Search the listing below for the string "Моздокскому" and show each line that contains it.

Collected data entries:
## start
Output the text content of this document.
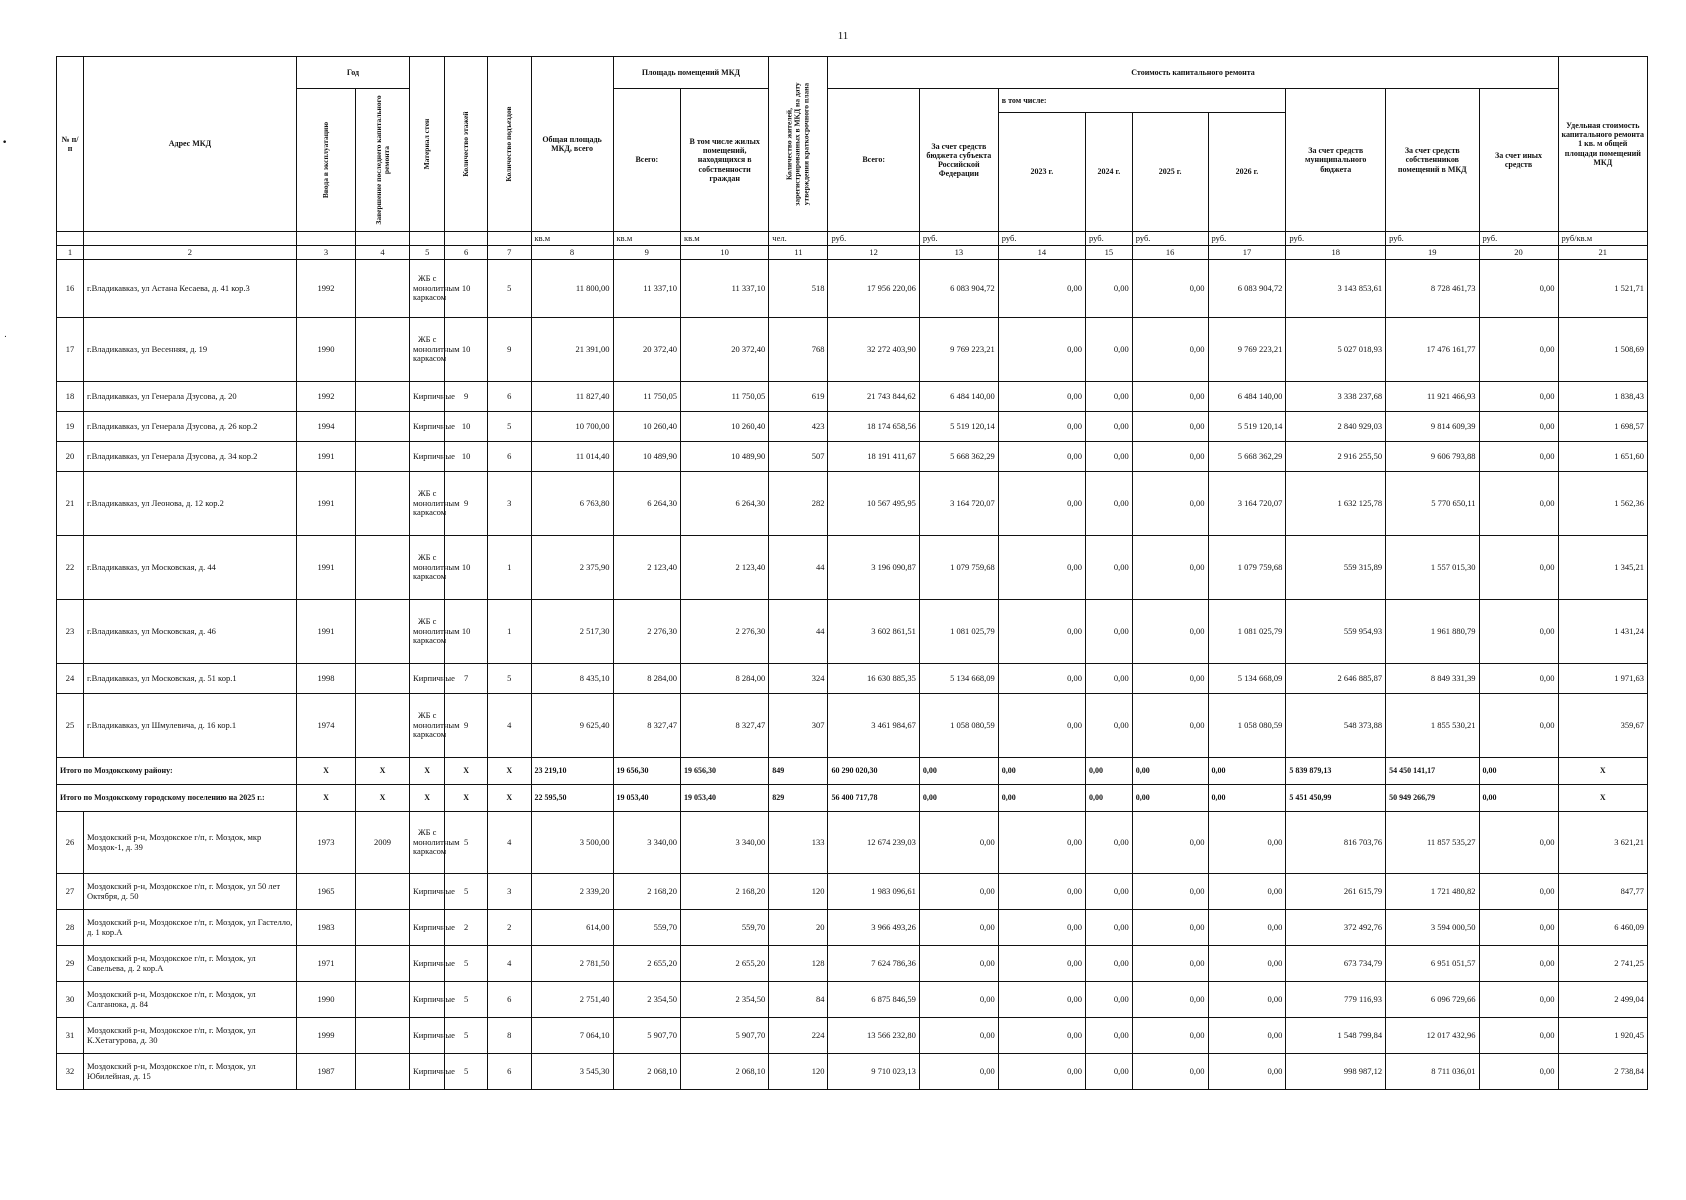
11
•
.
№ п/п	Адрес МКД	Год		Материал стен	Количество этажей	Количество подъездов	Общая площадь МКД, всего	Площадь помещений МКД		Количество жителей, зарегистрированных в МКД на дату утверждения краткосрочного плана	Стоимость капитального ремонта									Удельная стоимость капитального ремонта 1 кв. м общей площади помещений МКД

		Ввода в эксплуатацию	Завершение последнего капитального ремонта					Всего:	В том числе жилых помещений, находящихся в собственности граждан		Всего:	За счет средств бюджета субъекта Российской Федерации	в том числе:				За счет средств муниципального бюджета	За счет средств собственников помещений в МКД	За счет иных средств	
													2023 г.	2024 г.	2025 г.	2026 г.				
							кв.м	кв.м	кв.м	чел.	руб.	руб.	руб.	руб.	руб.	руб.	руб.	руб.	руб.	руб/кв.м
1	2	3	4	5	6	7	8	9	10	11	12	13	14	15	16	17	18	19	20	21
16	г.Владикавказ, ул Астана Кесаева, д. 41 кор.3	1992		ЖБ с монолитным каркасом	10	5	11 800,00	11 337,10	11 337,10	518	17 956 220,06	6 083 904,72	0,00	0,00	0,00	6 083 904,72	3 143 853,61	8 728 461,73	0,00	1 521,71
17	г.Владикавказ, ул Весенняя, д. 19	1990		ЖБ с монолитным каркасом	10	9	21 391,00	20 372,40	20 372,40	768	32 272 403,90	9 769 223,21	0,00	0,00	0,00	9 769 223,21	5 027 018,93	17 476 161,77	0,00	1 508,69
18	г.Владикавказ, ул Генерала Дзусова, д. 20	1992		Кирпичные	9	6	11 827,40	11 750,05	11 750,05	619	21 743 844,62	6 484 140,00	0,00	0,00	0,00	6 484 140,00	3 338 237,68	11 921 466,93	0,00	1 838,43
19	г.Владикавказ, ул Генерала Дзусова, д. 26 кор.2	1994		Кирпичные	10	5	10 700,00	10 260,40	10 260,40	423	18 174 658,56	5 519 120,14	0,00	0,00	0,00	5 519 120,14	2 840 929,03	9 814 609,39	0,00	1 698,57
20	г.Владикавказ, ул Генерала Дзусова, д. 34 кор.2	1991		Кирпичные	10	6	11 014,40	10 489,90	10 489,90	507	18 191 411,67	5 668 362,29	0,00	0,00	0,00	5 668 362,29	2 916 255,50	9 606 793,88	0,00	1 651,60
21	г.Владикавказ, ул Леонова, д. 12 кор.2	1991		ЖБ с монолитным каркасом	9	3	6 763,80	6 264,30	6 264,30	282	10 567 495,95	3 164 720,07	0,00	0,00	0,00	3 164 720,07	1 632 125,78	5 770 650,11	0,00	1 562,36
22	г.Владикавказ, ул Московская, д. 44	1991		ЖБ с монолитным каркасом	10	1	2 375,90	2 123,40	2 123,40	44	3 196 090,87	1 079 759,68	0,00	0,00	0,00	1 079 759,68	559 315,89	1 557 015,30	0,00	1 345,21
23	г.Владикавказ, ул Московская, д. 46	1991		ЖБ с монолитным каркасом	10	1	2 517,30	2 276,30	2 276,30	44	3 602 861,51	1 081 025,79	0,00	0,00	0,00	1 081 025,79	559 954,93	1 961 880,79	0,00	1 431,24
24	г.Владикавказ, ул Московская, д. 51 кор.1	1998		Кирпичные	7	5	8 435,10	8 284,00	8 284,00	324	16 630 885,35	5 134 668,09	0,00	0,00	0,00	5 134 668,09	2 646 885,87	8 849 331,39	0,00	1 971,63
25	г.Владикавказ, ул Шмулевича, д. 16 кор.1	1974		ЖБ с монолитным каркасом	9	4	9 625,40	8 327,47	8 327,47	307	3 461 984,67	1 058 080,59	0,00	0,00	0,00	1 058 080,59	548 373,88	1 855 530,21	0,00	359,67
Итого по Моздокскому району:		X	X	X	X	X	23 219,10	19 656,30	19 656,30	849	60 290 020,30	0,00	0,00	0,00	0,00	0,00	5 839 879,13	54 450 141,17	0,00	X
Итого по Моздокскому городскому поселению на 2025 г.:		X	X	X	X	X	22 595,50	19 053,40	19 053,40	829	56 400 717,78	0,00	0,00	0,00	0,00	0,00	5 451 450,99	50 949 266,79	0,00	X
26	Моздокский р-н, Моздокское г/п, г. Моздок, мкр Моздок-1, д. 39	1973	2009	ЖБ с монолитным каркасом	5	4	3 500,00	3 340,00	3 340,00	133	12 674 239,03	0,00	0,00	0,00	0,00	0,00	816 703,76	11 857 535,27	0,00	3 621,21
27	Моздокский р-н, Моздокское г/п, г. Моздок, ул 50 лет Октября, д. 50	1965		Кирпичные	5	3	2 339,20	2 168,20	2 168,20	120	1 983 096,61	0,00	0,00	0,00	0,00	0,00	261 615,79	1 721 480,82	0,00	847,77
28	Моздокский р-н, Моздокское г/п, г. Моздок, ул Гастелло, д. 1 кор.А	1983		Кирпичные	2	2	614,00	559,70	559,70	20	3 966 493,26	0,00	0,00	0,00	0,00	0,00	372 492,76	3 594 000,50	0,00	6 460,09
29	Моздокский р-н, Моздокское г/п, г. Моздок, ул Савельева, д. 2 кор.А	1971		Кирпичные	5	4	2 781,50	2 655,20	2 655,20	128	7 624 786,36	0,00	0,00	0,00	0,00	0,00	673 734,79	6 951 051,57	0,00	2 741,25
30	Моздокский р-н, Моздокское г/п, г. Моздок, ул Салганюка, д. 84	1990		Кирпичные	5	6	2 751,40	2 354,50	2 354,50	84	6 875 846,59	0,00	0,00	0,00	0,00	0,00	779 116,93	6 096 729,66	0,00	2 499,04
31	Моздокский р-н, Моздокское г/п, г. Моздок, ул К.Хетагурова, д. 30	1999		Кирпичные	5	8	7 064,10	5 907,70	5 907,70	224	13 566 232,80	0,00	0,00	0,00	0,00	0,00	1 548 799,84	12 017 432,96	0,00	1 920,45
32	Моздокский р-н, Моздокское г/п, г. Моздок, ул Юбилейная, д. 15	1987		Кирпичные	5	6	3 545,30	2 068,10	2 068,10	120	9 710 023,13	0,00	0,00	0,00	0,00	0,00	998 987,12	8 711 036,01	0,00	2 738,84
## end
Full output:
Итого по Моздокскому району:		X	X	X	X	X	23 219,10	19 656,30	19 656,30	849	60 290 020,30	0,00	0,00	0,00	0,00	0,00	5 839 879,13	54 450 141,17	0,00	X
Итого по Моздокскому городскому поселению на 2025 г.:		X	X	X	X	X	22 595,50	19 053,40	19 053,40	829	56 400 717,78	0,00	0,00	0,00	0,00	0,00	5 451 450,99	50 949 266,79	0,00	X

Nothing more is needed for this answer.